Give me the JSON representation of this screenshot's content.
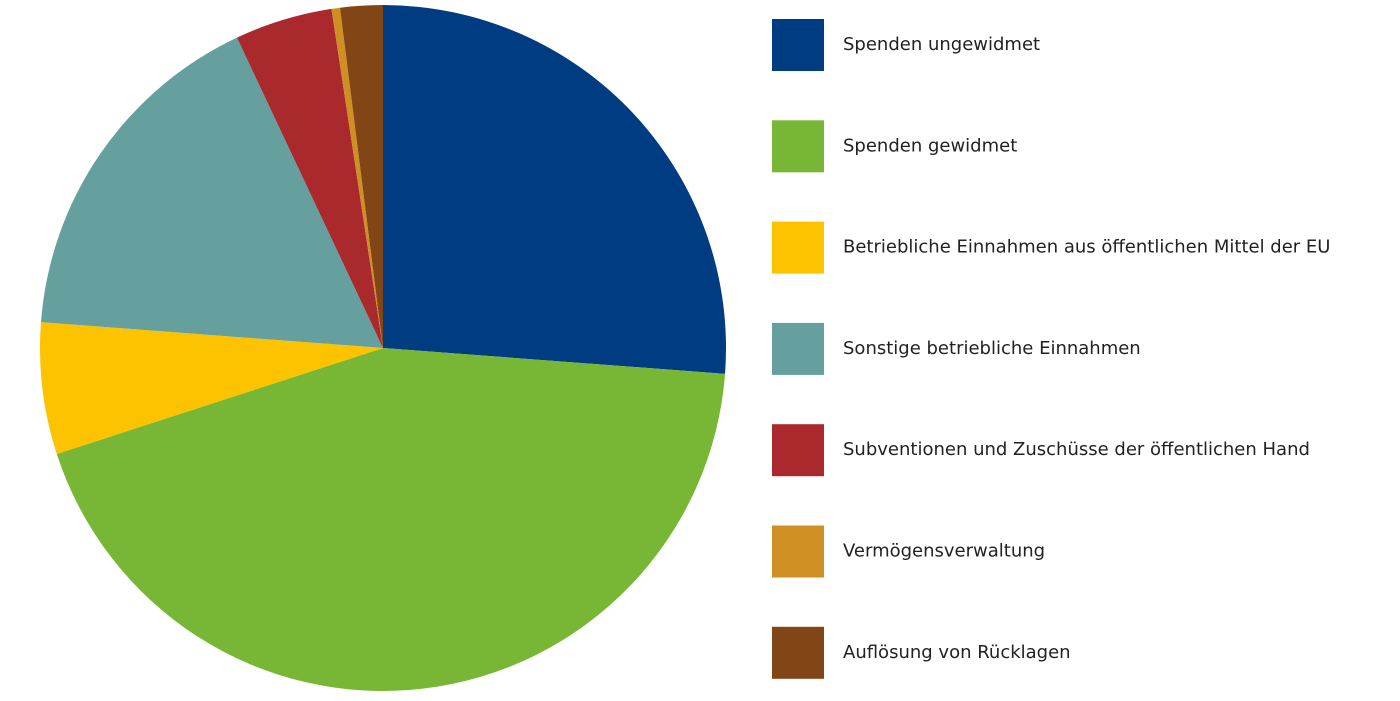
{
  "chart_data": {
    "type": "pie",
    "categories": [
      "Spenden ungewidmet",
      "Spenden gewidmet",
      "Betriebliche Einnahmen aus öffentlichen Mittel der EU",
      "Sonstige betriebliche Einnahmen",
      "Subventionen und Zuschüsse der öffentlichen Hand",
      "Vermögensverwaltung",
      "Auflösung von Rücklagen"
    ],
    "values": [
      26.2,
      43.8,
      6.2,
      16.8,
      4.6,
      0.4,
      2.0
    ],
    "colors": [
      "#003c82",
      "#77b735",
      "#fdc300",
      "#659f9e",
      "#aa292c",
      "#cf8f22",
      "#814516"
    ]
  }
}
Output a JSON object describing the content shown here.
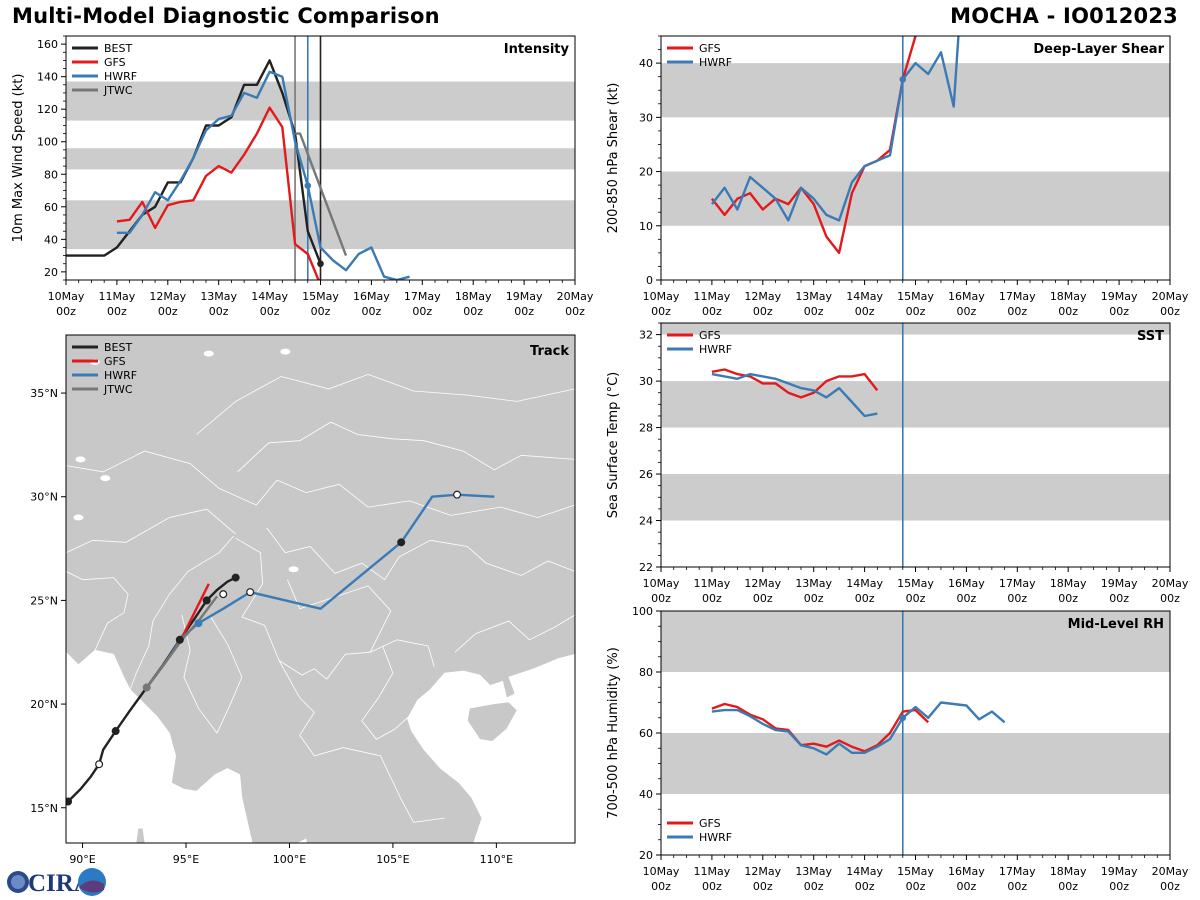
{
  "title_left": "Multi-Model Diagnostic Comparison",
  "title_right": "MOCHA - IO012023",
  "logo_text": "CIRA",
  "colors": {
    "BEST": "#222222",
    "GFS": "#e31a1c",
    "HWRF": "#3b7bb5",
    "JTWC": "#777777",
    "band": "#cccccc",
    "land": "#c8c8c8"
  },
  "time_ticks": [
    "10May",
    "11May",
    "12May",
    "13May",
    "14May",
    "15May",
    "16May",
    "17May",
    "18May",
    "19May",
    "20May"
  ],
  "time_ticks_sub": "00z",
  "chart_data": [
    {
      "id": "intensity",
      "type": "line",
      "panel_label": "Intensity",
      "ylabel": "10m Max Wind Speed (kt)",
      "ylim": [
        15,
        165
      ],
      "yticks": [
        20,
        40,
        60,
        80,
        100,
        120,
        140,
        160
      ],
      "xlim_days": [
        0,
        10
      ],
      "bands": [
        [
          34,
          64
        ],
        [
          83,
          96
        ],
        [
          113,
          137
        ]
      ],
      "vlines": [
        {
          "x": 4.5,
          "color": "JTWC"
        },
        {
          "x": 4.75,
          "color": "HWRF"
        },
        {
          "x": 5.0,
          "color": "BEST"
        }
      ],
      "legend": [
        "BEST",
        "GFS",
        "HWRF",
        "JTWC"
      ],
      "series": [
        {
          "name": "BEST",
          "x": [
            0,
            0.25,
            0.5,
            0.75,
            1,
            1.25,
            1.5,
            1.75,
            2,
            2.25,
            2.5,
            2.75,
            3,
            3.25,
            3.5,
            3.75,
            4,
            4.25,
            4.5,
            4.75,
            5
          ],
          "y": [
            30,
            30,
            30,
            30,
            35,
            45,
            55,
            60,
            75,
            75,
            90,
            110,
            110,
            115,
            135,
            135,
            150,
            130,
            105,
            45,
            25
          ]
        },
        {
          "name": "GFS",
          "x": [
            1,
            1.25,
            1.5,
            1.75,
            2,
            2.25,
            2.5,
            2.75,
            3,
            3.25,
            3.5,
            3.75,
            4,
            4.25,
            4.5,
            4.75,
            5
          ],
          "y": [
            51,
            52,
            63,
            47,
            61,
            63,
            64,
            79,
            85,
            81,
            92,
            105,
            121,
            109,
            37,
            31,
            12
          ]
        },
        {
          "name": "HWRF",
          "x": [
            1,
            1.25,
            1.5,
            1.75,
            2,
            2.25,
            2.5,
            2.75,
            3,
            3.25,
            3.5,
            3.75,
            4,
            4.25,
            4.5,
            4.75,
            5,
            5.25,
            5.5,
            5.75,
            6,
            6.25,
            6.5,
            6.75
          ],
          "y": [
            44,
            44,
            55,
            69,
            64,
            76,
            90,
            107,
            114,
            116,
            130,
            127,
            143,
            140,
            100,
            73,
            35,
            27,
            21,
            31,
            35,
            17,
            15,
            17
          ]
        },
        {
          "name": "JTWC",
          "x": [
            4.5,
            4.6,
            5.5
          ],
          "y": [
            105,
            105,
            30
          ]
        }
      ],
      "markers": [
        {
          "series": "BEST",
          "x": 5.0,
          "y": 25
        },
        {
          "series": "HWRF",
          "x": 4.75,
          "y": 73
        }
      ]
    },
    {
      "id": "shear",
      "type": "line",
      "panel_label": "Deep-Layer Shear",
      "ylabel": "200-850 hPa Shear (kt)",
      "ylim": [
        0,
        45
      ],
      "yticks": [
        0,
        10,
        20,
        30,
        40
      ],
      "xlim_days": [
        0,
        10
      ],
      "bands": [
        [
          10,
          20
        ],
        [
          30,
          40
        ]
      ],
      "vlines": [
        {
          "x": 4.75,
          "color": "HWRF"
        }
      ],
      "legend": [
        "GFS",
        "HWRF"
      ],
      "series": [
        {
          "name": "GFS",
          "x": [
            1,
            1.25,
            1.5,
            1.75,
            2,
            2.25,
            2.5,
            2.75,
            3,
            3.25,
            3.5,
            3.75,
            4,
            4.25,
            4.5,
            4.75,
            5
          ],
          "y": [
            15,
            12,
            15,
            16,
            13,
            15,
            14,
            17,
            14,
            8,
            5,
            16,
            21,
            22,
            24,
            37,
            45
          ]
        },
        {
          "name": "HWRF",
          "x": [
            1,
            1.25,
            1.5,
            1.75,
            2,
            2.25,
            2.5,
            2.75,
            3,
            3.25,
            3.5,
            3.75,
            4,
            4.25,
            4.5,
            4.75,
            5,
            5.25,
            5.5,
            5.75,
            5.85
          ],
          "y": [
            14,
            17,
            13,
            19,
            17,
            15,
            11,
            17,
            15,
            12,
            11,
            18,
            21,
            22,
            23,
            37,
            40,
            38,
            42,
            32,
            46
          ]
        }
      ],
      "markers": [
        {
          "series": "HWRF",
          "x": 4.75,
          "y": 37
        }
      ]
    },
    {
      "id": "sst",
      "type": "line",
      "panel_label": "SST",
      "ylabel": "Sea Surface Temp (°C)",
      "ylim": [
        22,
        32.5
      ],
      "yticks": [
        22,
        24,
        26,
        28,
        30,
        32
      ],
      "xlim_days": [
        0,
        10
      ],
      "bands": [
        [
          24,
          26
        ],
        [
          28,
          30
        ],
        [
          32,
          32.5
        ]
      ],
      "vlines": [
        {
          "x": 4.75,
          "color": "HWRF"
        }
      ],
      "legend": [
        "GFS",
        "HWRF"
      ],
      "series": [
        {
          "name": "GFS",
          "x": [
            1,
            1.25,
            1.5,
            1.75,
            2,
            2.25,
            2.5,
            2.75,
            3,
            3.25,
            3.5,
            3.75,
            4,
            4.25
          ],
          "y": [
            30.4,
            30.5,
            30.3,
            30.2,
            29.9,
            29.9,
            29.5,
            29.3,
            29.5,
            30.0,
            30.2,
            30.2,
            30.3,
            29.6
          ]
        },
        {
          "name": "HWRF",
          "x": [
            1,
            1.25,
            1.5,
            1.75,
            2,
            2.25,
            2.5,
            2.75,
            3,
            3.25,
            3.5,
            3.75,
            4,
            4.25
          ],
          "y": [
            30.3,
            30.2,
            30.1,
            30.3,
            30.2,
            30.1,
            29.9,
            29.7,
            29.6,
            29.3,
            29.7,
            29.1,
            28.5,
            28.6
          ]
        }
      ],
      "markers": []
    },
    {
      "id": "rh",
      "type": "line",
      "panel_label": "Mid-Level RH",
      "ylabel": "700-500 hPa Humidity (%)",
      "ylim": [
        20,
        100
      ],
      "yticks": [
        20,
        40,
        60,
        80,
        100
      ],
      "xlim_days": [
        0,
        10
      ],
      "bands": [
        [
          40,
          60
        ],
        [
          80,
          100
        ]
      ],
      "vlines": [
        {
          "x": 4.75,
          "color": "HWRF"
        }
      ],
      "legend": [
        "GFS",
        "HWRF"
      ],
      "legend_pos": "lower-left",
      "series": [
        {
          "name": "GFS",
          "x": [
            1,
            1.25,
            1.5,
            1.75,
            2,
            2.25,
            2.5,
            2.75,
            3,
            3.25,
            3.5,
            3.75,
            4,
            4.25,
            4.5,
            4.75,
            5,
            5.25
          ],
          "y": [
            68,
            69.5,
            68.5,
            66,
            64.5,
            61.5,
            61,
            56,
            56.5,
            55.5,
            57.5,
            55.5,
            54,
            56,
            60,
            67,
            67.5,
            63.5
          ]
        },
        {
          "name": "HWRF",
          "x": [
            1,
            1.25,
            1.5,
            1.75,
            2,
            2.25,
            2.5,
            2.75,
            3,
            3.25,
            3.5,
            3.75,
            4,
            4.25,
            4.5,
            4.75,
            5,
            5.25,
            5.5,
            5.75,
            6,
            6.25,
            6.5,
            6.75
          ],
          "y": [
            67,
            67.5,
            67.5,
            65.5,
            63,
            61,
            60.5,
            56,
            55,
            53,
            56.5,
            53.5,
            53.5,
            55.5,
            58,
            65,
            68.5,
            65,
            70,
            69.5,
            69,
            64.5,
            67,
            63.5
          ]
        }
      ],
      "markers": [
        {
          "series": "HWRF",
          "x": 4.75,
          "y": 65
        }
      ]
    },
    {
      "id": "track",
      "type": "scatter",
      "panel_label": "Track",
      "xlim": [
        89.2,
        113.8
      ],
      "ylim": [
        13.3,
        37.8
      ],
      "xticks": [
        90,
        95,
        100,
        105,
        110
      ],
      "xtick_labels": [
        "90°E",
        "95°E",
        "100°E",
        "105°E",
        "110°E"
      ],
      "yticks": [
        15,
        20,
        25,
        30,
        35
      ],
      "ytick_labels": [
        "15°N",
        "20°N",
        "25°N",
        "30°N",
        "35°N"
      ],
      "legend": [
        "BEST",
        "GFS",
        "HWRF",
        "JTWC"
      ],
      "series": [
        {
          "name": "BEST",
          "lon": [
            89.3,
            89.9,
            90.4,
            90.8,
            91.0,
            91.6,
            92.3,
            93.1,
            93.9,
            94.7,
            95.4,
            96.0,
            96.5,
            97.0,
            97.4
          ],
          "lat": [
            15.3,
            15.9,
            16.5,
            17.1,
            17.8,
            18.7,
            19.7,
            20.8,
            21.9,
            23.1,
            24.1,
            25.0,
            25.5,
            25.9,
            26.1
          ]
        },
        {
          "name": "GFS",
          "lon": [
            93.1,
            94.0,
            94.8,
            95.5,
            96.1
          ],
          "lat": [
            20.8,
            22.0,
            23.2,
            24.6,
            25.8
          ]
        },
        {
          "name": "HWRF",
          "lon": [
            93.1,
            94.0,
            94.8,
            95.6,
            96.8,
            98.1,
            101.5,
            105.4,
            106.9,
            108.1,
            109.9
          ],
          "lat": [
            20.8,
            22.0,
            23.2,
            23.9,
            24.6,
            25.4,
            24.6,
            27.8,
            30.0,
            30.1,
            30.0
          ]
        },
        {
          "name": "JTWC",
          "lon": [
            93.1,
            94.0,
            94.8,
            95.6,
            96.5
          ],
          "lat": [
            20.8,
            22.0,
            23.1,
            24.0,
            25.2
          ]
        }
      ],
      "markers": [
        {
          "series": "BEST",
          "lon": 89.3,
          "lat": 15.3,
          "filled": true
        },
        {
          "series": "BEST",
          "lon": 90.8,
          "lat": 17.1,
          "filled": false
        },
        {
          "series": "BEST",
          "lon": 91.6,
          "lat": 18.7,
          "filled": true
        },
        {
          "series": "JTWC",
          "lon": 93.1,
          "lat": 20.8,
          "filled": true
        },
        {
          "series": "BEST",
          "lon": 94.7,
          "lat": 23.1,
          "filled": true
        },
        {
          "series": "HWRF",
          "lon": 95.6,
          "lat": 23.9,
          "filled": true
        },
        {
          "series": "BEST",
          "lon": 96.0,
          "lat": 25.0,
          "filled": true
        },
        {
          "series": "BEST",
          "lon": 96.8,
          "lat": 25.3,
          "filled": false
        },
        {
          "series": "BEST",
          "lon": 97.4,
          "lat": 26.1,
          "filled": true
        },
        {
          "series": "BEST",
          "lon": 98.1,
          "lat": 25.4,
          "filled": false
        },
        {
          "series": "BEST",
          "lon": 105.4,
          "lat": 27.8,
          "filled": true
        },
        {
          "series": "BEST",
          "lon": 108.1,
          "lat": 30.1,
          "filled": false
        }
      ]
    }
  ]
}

= = = = =

**Task description**
List every line above that holds the word "content".

**Correct result**
Give me the JSON representation of this screenshot's content.
Output a JSON object describing the content shown here.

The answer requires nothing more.